* BEGIN SUPPLIED ENTRIES *

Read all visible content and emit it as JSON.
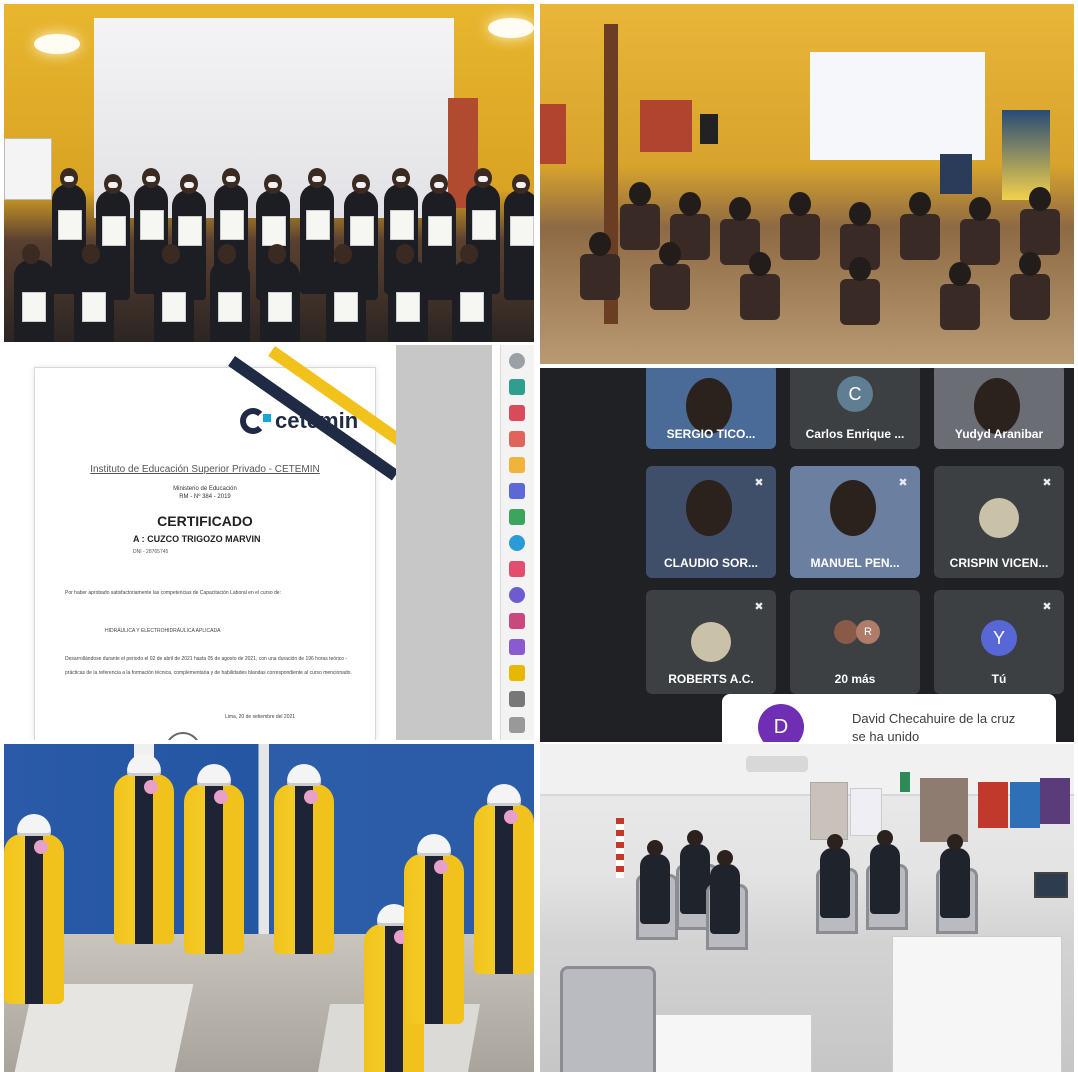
{
  "certificate": {
    "brand": "cetemin",
    "institute": "Instituto de Educación Superior Privado - CETEMIN",
    "ministry": "Ministerio de Educación",
    "rm": "RM - Nº 384 - 2019",
    "title": "CERTIFICADO",
    "recipient": "A  : CUZCO TRIGOZO MARVIN",
    "dni": "DNI - 28765745",
    "body1": "Por haber aprobado satisfactoriamente las competencias de Capacitación Laboral en el curso de:",
    "course": "HIDRÁULICA Y ELECTROHIDRÁULICA APLICADA",
    "body2": "Desarrollándose durante el periodo el 02 de abril de 2021 hasta 05 de agosto de 2021, con una duración de 196 horas teórico - prácticas de la referencia a la formación técnica, complementaria y de habilidades blandas correspondiente al curso mencionado.",
    "date": "Lima, 20 de setiembre del 2021"
  },
  "video_call": {
    "participants": [
      {
        "name": "SERGIO TICO...",
        "type": "photo"
      },
      {
        "name": "Carlos Enrique ...",
        "type": "letter",
        "letter": "C",
        "color": "#5f7e93"
      },
      {
        "name": "Yudyd Aranibar",
        "type": "photo"
      },
      {
        "name": "CLAUDIO SOR...",
        "type": "photo",
        "muted": true
      },
      {
        "name": "MANUEL PEN...",
        "type": "photo",
        "muted": true
      },
      {
        "name": "CRISPIN VICEN...",
        "type": "avatar",
        "muted": true
      },
      {
        "name": "ROBERTS A.C.",
        "type": "avatar",
        "muted": true
      },
      {
        "name": "20 más",
        "type": "group",
        "letter": "R"
      },
      {
        "name": "Tú",
        "type": "letter",
        "letter": "Y",
        "color": "#5867d6",
        "muted": true
      }
    ],
    "toast": {
      "letter": "D",
      "message": "David Checahuire de la cruz se ha unido"
    }
  }
}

* END SUPPLIED ENTRIES *

TASK DETAILS >> Quote every line of the records above exactly; no picture is to be copied.

EXPECTED ANSWER >>
Read all visible content and emit it as JSON.
{
  "certificate": {
    "brand": "cetemin",
    "institute": "Instituto de Educación Superior Privado - CETEMIN",
    "ministry": "Ministerio de Educación",
    "rm": "RM - Nº 384 - 2019",
    "title": "CERTIFICADO",
    "recipient": "A  : CUZCO TRIGOZO MARVIN",
    "dni": "DNI - 28765745",
    "body1": "Por haber aprobado satisfactoriamente las competencias de Capacitación Laboral en el curso de:",
    "course": "HIDRÁULICA Y ELECTROHIDRÁULICA APLICADA",
    "body2": "Desarrollándose durante el periodo el 02 de abril de 2021 hasta 05 de agosto de 2021, con una duración de 196 horas teórico - prácticas de la referencia a la formación técnica, complementaria y de habilidades blandas correspondiente al curso mencionado.",
    "date": "Lima, 20 de setiembre del 2021"
  },
  "video_call": {
    "participants": [
      {
        "name": "SERGIO TICO...",
        "type": "photo"
      },
      {
        "name": "Carlos Enrique ...",
        "type": "letter",
        "letter": "C",
        "color": "#5f7e93"
      },
      {
        "name": "Yudyd Aranibar",
        "type": "photo"
      },
      {
        "name": "CLAUDIO SOR...",
        "type": "photo",
        "muted": true
      },
      {
        "name": "MANUEL PEN...",
        "type": "photo",
        "muted": true
      },
      {
        "name": "CRISPIN VICEN...",
        "type": "avatar",
        "muted": true
      },
      {
        "name": "ROBERTS A.C.",
        "type": "avatar",
        "muted": true
      },
      {
        "name": "20 más",
        "type": "group",
        "letter": "R"
      },
      {
        "name": "Tú",
        "type": "letter",
        "letter": "Y",
        "color": "#5867d6",
        "muted": true
      }
    ],
    "toast": {
      "letter": "D",
      "message": "David Checahuire de la cruz se ha unido"
    }
  }
}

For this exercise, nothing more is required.